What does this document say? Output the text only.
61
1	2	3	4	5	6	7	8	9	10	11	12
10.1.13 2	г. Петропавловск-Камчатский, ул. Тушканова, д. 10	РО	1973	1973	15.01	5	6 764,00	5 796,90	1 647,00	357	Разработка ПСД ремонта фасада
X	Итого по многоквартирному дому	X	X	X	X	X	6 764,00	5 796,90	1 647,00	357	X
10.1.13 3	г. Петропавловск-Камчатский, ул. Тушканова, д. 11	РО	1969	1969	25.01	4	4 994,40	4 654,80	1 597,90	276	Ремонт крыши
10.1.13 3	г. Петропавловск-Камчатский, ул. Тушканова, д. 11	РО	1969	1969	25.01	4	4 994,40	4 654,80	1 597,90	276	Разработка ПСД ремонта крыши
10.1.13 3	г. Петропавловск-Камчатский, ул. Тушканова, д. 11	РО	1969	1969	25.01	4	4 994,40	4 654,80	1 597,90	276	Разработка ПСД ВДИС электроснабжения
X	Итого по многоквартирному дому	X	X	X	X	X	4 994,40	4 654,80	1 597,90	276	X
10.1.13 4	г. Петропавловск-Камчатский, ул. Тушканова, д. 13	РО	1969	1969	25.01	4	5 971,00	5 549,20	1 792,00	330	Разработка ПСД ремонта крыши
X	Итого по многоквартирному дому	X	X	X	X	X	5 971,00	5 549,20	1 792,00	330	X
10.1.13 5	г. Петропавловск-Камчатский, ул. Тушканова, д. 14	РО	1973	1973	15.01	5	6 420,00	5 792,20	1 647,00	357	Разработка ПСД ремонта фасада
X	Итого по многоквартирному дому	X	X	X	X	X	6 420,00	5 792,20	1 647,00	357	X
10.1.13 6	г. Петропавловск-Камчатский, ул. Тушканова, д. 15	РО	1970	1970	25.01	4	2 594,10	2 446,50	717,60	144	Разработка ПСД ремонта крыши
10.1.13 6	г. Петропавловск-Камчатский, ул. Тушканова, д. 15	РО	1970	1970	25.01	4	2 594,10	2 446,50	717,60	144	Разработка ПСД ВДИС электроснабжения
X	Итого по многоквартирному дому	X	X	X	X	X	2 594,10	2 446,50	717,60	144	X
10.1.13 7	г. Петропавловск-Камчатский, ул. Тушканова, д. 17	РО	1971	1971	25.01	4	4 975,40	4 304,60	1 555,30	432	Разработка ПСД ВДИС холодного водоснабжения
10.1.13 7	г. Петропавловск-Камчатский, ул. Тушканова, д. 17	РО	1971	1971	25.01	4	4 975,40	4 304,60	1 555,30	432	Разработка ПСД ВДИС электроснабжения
...
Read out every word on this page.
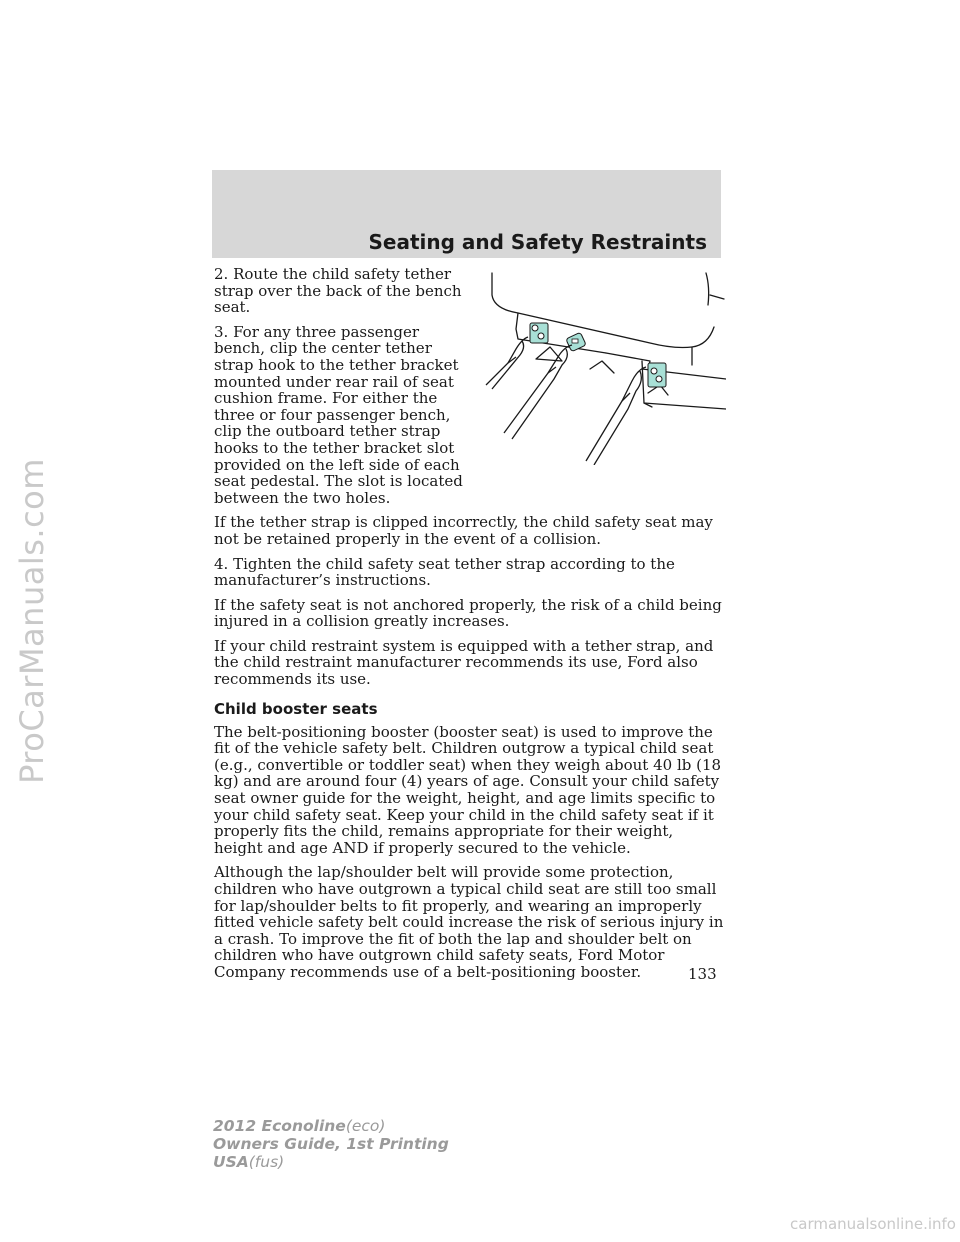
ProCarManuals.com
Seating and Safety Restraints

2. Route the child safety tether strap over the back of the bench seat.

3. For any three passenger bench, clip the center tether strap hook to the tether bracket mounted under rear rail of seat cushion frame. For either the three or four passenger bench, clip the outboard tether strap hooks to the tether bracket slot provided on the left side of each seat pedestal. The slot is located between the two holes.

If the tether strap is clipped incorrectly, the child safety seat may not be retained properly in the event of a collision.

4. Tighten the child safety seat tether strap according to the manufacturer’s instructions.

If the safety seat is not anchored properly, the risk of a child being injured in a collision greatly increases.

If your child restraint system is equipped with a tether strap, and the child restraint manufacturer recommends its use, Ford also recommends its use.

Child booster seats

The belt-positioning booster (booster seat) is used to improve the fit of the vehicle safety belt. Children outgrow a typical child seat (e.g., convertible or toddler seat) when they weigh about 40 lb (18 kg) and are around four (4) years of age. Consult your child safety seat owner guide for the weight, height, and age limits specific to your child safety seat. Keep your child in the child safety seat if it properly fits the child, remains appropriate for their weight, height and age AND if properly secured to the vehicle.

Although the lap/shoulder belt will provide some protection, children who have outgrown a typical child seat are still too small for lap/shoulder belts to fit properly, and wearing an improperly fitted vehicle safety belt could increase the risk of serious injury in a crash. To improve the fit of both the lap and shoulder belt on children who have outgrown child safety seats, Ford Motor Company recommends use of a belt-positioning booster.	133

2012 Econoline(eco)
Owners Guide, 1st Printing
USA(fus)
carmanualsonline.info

Instructions for the task
Pull every line holding "belt" out of the records.

Output
The belt-positioning booster (booster seat) is used to improve the fit of the vehicle safety belt. Children outgrow a typical child seat (e.g., convertible or toddler seat) when they weigh about 40 lb (18 kg) and are around four (4) years of age. Consult your child safety seat owner guide for the weight, height, and age limits specific to your child safety seat. Keep your child in the child safety seat if it properly fits the child, remains appropriate for their weight, height and age AND if properly secured to the vehicle.
Although the lap/shoulder belt will provide some protection, children who have outgrown a typical child seat are still too small for lap/shoulder belts to fit properly, and wearing an improperly fitted vehicle safety belt could increase the risk of serious injury in a crash. To improve the fit of both the lap and shoulder belt on children who have outgrown child safety seats, Ford Motor Company recommends use of a belt-positioning booster.	133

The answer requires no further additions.